▸ Written request: Return all of the entries exactly as written.

-- Begin --

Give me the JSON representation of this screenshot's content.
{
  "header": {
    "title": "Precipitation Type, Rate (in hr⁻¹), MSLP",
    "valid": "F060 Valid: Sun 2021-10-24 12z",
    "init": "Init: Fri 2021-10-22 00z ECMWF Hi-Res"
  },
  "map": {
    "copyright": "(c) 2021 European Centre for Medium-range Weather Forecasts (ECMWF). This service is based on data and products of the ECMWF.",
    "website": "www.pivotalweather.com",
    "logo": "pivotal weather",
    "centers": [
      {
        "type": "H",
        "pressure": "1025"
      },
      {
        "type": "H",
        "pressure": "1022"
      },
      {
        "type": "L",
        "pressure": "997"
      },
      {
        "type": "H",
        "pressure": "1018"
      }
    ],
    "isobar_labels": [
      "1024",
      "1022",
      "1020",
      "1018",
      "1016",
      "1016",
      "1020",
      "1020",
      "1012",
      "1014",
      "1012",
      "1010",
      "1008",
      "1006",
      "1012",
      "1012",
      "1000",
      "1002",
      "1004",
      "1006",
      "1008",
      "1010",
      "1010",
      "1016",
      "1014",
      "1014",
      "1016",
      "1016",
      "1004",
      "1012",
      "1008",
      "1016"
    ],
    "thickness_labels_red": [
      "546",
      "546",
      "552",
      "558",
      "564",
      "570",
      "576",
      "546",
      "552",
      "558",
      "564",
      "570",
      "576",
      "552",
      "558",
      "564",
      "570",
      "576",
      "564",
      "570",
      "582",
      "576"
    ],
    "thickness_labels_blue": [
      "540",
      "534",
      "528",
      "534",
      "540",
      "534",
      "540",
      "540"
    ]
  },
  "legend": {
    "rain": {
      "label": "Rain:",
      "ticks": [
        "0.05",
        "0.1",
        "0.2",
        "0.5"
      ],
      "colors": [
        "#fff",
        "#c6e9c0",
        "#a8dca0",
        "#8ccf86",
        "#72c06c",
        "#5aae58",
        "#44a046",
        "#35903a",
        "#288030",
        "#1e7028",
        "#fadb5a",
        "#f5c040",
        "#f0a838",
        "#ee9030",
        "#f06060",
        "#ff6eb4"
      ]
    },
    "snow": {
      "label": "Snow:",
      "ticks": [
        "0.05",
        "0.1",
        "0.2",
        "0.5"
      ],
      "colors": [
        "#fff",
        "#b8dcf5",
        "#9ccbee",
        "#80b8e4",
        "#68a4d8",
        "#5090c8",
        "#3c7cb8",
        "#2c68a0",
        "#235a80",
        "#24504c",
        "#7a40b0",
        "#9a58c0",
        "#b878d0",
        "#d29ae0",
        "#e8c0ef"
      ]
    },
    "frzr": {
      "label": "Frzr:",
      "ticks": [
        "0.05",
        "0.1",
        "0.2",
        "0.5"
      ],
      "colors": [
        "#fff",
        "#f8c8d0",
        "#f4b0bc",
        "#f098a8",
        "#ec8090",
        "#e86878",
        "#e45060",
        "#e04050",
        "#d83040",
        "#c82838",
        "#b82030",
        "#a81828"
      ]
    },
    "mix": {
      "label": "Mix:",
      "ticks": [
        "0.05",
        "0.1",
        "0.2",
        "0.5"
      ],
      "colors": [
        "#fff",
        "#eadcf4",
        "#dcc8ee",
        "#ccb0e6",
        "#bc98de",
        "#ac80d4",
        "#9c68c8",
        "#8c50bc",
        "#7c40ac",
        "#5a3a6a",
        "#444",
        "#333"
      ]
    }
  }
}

-- End --

▸ Response to the task:
Give me the JSON representation of this screenshot's content.
{
  "header": {
    "title": "Precipitation Type, Rate (in hr⁻¹), MSLP",
    "valid": "F060 Valid: Sun 2021-10-24 12z",
    "init": "Init: Fri 2021-10-22 00z ECMWF Hi-Res"
  },
  "map": {
    "copyright": "(c) 2021 European Centre for Medium-range Weather Forecasts (ECMWF). This service is based on data and products of the ECMWF.",
    "website": "www.pivotalweather.com",
    "logo": "pivotal weather",
    "centers": [
      {
        "type": "H",
        "pressure": "1025"
      },
      {
        "type": "H",
        "pressure": "1022"
      },
      {
        "type": "L",
        "pressure": "997"
      },
      {
        "type": "H",
        "pressure": "1018"
      }
    ],
    "isobar_labels": [
      "1024",
      "1022",
      "1020",
      "1018",
      "1016",
      "1016",
      "1020",
      "1020",
      "1012",
      "1014",
      "1012",
      "1010",
      "1008",
      "1006",
      "1012",
      "1012",
      "1000",
      "1002",
      "1004",
      "1006",
      "1008",
      "1010",
      "1010",
      "1016",
      "1014",
      "1014",
      "1016",
      "1016",
      "1004",
      "1012",
      "1008",
      "1016"
    ],
    "thickness_labels_red": [
      "546",
      "546",
      "552",
      "558",
      "564",
      "570",
      "576",
      "546",
      "552",
      "558",
      "564",
      "570",
      "576",
      "552",
      "558",
      "564",
      "570",
      "576",
      "564",
      "570",
      "582",
      "576"
    ],
    "thickness_labels_blue": [
      "540",
      "534",
      "528",
      "534",
      "540",
      "534",
      "540",
      "540"
    ]
  },
  "legend": {
    "rain": {
      "label": "Rain:",
      "ticks": [
        "0.05",
        "0.1",
        "0.2",
        "0.5"
      ],
      "colors": [
        "#fff",
        "#c6e9c0",
        "#a8dca0",
        "#8ccf86",
        "#72c06c",
        "#5aae58",
        "#44a046",
        "#35903a",
        "#288030",
        "#1e7028",
        "#fadb5a",
        "#f5c040",
        "#f0a838",
        "#ee9030",
        "#f06060",
        "#ff6eb4"
      ]
    },
    "snow": {
      "label": "Snow:",
      "ticks": [
        "0.05",
        "0.1",
        "0.2",
        "0.5"
      ],
      "colors": [
        "#fff",
        "#b8dcf5",
        "#9ccbee",
        "#80b8e4",
        "#68a4d8",
        "#5090c8",
        "#3c7cb8",
        "#2c68a0",
        "#235a80",
        "#24504c",
        "#7a40b0",
        "#9a58c0",
        "#b878d0",
        "#d29ae0",
        "#e8c0ef"
      ]
    },
    "frzr": {
      "label": "Frzr:",
      "ticks": [
        "0.05",
        "0.1",
        "0.2",
        "0.5"
      ],
      "colors": [
        "#fff",
        "#f8c8d0",
        "#f4b0bc",
        "#f098a8",
        "#ec8090",
        "#e86878",
        "#e45060",
        "#e04050",
        "#d83040",
        "#c82838",
        "#b82030",
        "#a81828"
      ]
    },
    "mix": {
      "label": "Mix:",
      "ticks": [
        "0.05",
        "0.1",
        "0.2",
        "0.5"
      ],
      "colors": [
        "#fff",
        "#eadcf4",
        "#dcc8ee",
        "#ccb0e6",
        "#bc98de",
        "#ac80d4",
        "#9c68c8",
        "#8c50bc",
        "#7c40ac",
        "#5a3a6a",
        "#444",
        "#333"
      ]
    }
  }
}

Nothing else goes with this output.